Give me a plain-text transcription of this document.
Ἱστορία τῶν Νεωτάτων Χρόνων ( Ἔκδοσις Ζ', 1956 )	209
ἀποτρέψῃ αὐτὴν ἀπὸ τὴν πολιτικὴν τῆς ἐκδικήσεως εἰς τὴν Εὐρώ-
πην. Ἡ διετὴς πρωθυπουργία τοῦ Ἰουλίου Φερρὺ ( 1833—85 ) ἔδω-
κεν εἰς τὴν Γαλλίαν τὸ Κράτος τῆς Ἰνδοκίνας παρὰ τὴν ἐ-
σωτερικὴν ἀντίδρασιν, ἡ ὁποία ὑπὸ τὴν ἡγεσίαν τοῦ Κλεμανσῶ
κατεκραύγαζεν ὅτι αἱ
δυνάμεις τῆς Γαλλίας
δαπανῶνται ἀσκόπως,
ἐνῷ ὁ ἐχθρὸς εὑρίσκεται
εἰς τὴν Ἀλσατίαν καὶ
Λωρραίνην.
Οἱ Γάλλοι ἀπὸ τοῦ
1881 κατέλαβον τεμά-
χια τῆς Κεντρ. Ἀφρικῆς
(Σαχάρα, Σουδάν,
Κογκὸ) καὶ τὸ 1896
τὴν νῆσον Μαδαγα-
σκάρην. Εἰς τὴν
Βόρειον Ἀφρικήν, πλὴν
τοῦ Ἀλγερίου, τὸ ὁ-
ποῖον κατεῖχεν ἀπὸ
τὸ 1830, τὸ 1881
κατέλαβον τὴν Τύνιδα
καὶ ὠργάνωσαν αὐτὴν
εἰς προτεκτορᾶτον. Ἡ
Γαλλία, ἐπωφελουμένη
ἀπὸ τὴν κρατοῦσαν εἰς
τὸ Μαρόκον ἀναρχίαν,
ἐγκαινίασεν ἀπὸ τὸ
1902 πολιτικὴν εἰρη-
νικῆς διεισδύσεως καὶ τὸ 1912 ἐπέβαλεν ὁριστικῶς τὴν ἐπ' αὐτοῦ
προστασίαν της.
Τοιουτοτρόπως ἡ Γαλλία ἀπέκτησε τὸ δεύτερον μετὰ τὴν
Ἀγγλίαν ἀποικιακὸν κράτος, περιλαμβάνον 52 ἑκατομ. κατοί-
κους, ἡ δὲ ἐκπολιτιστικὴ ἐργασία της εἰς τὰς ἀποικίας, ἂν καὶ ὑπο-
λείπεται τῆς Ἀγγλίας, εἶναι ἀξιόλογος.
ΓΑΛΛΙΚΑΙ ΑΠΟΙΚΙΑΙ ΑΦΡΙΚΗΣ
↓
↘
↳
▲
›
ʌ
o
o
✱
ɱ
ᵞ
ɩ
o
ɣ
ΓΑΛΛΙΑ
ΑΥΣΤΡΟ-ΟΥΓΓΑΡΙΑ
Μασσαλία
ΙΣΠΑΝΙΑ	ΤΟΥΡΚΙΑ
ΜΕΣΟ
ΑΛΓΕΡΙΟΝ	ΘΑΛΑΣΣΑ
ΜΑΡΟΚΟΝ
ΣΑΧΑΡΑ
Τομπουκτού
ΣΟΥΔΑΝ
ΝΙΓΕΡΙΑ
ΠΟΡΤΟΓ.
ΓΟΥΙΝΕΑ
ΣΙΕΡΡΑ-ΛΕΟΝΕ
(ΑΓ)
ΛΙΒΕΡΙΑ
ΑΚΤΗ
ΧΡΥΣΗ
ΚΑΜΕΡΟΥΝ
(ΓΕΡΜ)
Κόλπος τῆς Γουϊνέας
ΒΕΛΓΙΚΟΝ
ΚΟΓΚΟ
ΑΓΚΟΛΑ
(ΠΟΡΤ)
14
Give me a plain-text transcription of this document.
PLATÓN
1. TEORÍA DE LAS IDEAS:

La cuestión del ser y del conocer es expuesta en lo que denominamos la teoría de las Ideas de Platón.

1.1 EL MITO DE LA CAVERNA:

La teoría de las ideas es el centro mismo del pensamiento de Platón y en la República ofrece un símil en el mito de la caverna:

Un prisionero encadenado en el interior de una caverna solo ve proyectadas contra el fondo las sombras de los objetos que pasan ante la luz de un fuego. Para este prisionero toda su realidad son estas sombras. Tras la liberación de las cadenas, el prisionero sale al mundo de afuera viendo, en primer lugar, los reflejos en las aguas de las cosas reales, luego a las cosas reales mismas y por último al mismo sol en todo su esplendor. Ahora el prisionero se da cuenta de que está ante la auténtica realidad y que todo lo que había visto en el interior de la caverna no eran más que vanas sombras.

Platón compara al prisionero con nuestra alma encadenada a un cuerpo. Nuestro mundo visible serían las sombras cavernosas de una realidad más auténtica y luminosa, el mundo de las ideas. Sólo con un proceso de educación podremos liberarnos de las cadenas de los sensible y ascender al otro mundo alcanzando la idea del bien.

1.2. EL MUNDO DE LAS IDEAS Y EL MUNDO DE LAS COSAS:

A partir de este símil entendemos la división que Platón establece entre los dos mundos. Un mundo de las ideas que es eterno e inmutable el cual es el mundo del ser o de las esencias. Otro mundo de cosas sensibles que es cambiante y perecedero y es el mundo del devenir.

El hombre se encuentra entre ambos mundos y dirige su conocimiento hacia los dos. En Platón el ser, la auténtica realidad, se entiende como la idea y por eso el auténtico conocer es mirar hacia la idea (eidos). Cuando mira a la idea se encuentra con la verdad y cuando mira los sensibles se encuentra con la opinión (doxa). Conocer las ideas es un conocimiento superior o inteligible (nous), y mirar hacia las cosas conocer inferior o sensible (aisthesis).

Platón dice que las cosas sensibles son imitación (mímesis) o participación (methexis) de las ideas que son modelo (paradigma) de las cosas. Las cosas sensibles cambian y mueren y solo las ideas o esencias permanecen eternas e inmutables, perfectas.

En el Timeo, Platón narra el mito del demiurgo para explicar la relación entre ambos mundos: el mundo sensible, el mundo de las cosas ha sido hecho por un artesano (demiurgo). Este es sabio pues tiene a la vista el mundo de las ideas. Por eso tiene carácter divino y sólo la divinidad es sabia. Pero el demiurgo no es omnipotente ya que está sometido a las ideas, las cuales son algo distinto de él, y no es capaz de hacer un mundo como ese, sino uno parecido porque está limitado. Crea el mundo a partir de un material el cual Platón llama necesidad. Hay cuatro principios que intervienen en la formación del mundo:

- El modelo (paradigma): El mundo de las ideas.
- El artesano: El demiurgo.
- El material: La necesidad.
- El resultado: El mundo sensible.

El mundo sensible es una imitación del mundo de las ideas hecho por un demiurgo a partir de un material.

DIRECTION ▸
Copy the records above exactly.

EXERCISE RESULT ▸
Give me a plain-text transcription of this document.
Ἱστορία τῶν Νεωτάτων Χρόνων ( Ἔκδοσις Ζ', 1956 )	209
ἀποτρέψῃ αὐτὴν ἀπὸ τὴν πολιτικὴν τῆς ἐκδικήσεως εἰς τὴν Εὐρώ-
πην. Ἡ διετὴς πρωθυπουργία τοῦ Ἰουλίου Φερρὺ ( 1833—85 ) ἔδω-
κεν εἰς τὴν Γαλλίαν τὸ Κράτος τῆς Ἰνδοκίνας παρὰ τὴν ἐ-
σωτερικὴν ἀντίδρασιν, ἡ ὁποία ὑπὸ τὴν ἡγεσίαν τοῦ Κλεμανσῶ
κατεκραύγαζεν ὅτι αἱ
δυνάμεις τῆς Γαλλίας
δαπανῶνται ἀσκόπως,
ἐνῷ ὁ ἐχθρὸς εὑρίσκεται
εἰς τὴν Ἀλσατίαν καὶ
Λωρραίνην.
Οἱ Γάλλοι ἀπὸ τοῦ
1881 κατέλαβον τεμά-
χια τῆς Κεντρ. Ἀφρικῆς
(Σαχάρα, Σουδάν,
Κογκὸ) καὶ τὸ 1896
τὴν νῆσον Μαδαγα-
σκάρην. Εἰς τὴν
Βόρειον Ἀφρικήν, πλὴν
τοῦ Ἀλγερίου, τὸ ὁ-
ποῖον κατεῖχεν ἀπὸ
τὸ 1830, τὸ 1881
κατέλαβον τὴν Τύνιδα
καὶ ὠργάνωσαν αὐτὴν
εἰς προτεκτορᾶτον. Ἡ
Γαλλία, ἐπωφελουμένη
ἀπὸ τὴν κρατοῦσαν εἰς
τὸ Μαρόκον ἀναρχίαν,
ἐγκαινίασεν ἀπὸ τὸ
1902 πολιτικὴν εἰρη-
νικῆς διεισδύσεως καὶ τὸ 1912 ἐπέβαλεν ὁριστικῶς τὴν ἐπ' αὐτοῦ
προστασίαν της.
Τοιουτοτρόπως ἡ Γαλλία ἀπέκτησε τὸ δεύτερον μετὰ τὴν
Ἀγγλίαν ἀποικιακὸν κράτος, περιλαμβάνον 52 ἑκατομ. κατοί-
κους, ἡ δὲ ἐκπολιτιστικὴ ἐργασία της εἰς τὰς ἀποικίας, ἂν καὶ ὑπο-
λείπεται τῆς Ἀγγλίας, εἶναι ἀξιόλογος.
ΓΑΛΛΙΚΑΙ ΑΠΟΙΚΙΑΙ ΑΦΡΙΚΗΣ
↓
↘
↳
▲
›
ʌ
o
o
✱
ɱ
ᵞ
ɩ
o
ɣ
ΓΑΛΛΙΑ
ΑΥΣΤΡΟ-ΟΥΓΓΑΡΙΑ
Μασσαλία
ΙΣΠΑΝΙΑ	ΤΟΥΡΚΙΑ
ΜΕΣΟ
ΑΛΓΕΡΙΟΝ	ΘΑΛΑΣΣΑ
ΜΑΡΟΚΟΝ
ΣΑΧΑΡΑ
Τομπουκτού
ΣΟΥΔΑΝ
ΝΙΓΕΡΙΑ
ΠΟΡΤΟΓ.
ΓΟΥΙΝΕΑ
ΣΙΕΡΡΑ-ΛΕΟΝΕ
(ΑΓ)
ΛΙΒΕΡΙΑ
ΑΚΤΗ
ΧΡΥΣΗ
ΚΑΜΕΡΟΥΝ
(ΓΕΡΜ)
Κόλπος τῆς Γουϊνέας
ΒΕΛΓΙΚΟΝ
ΚΟΓΚΟ
ΑΓΚΟΛΑ
(ΠΟΡΤ)
14
Give me a plain-text transcription of this document.
PLATÓN
1. TEORÍA DE LAS IDEAS:

La cuestión del ser y del conocer es expuesta en lo que denominamos la teoría de las Ideas de Platón.

1.1 EL MITO DE LA CAVERNA:

La teoría de las ideas es el centro mismo del pensamiento de Platón y en la República ofrece un símil en el mito de la caverna:

Un prisionero encadenado en el interior de una caverna solo ve proyectadas contra el fondo las sombras de los objetos que pasan ante la luz de un fuego. Para este prisionero toda su realidad son estas sombras. Tras la liberación de las cadenas, el prisionero sale al mundo de afuera viendo, en primer lugar, los reflejos en las aguas de las cosas reales, luego a las cosas reales mismas y por último al mismo sol en todo su esplendor. Ahora el prisionero se da cuenta de que está ante la auténtica realidad y que todo lo que había visto en el interior de la caverna no eran más que vanas sombras.

Platón compara al prisionero con nuestra alma encadenada a un cuerpo. Nuestro mundo visible serían las sombras cavernosas de una realidad más auténtica y luminosa, el mundo de las ideas. Sólo con un proceso de educación podremos liberarnos de las cadenas de los sensible y ascender al otro mundo alcanzando la idea del bien.

1.2. EL MUNDO DE LAS IDEAS Y EL MUNDO DE LAS COSAS:

A partir de este símil entendemos la división que Platón establece entre los dos mundos. Un mundo de las ideas que es eterno e inmutable el cual es el mundo del ser o de las esencias. Otro mundo de cosas sensibles que es cambiante y perecedero y es el mundo del devenir.

El hombre se encuentra entre ambos mundos y dirige su conocimiento hacia los dos. En Platón el ser, la auténtica realidad, se entiende como la idea y por eso el auténtico conocer es mirar hacia la idea (eidos). Cuando mira a la idea se encuentra con la verdad y cuando mira los sensibles se encuentra con la opinión (doxa). Conocer las ideas es un conocimiento superior o inteligible (nous), y mirar hacia las cosas conocer inferior o sensible (aisthesis).

Platón dice que las cosas sensibles son imitación (mímesis) o participación (methexis) de las ideas que son modelo (paradigma) de las cosas. Las cosas sensibles cambian y mueren y solo las ideas o esencias permanecen eternas e inmutables, perfectas.

En el Timeo, Platón narra el mito del demiurgo para explicar la relación entre ambos mundos: el mundo sensible, el mundo de las cosas ha sido hecho por un artesano (demiurgo). Este es sabio pues tiene a la vista el mundo de las ideas. Por eso tiene carácter divino y sólo la divinidad es sabia. Pero el demiurgo no es omnipotente ya que está sometido a las ideas, las cuales son algo distinto de él, y no es capaz de hacer un mundo como ese, sino uno parecido porque está limitado. Crea el mundo a partir de un material el cual Platón llama necesidad. Hay cuatro principios que intervienen en la formación del mundo:

- El modelo (paradigma): El mundo de las ideas.
- El artesano: El demiurgo.
- El material: La necesidad.
- El resultado: El mundo sensible.

El mundo sensible es una imitación del mundo de las ideas hecho por un demiurgo a partir de un material.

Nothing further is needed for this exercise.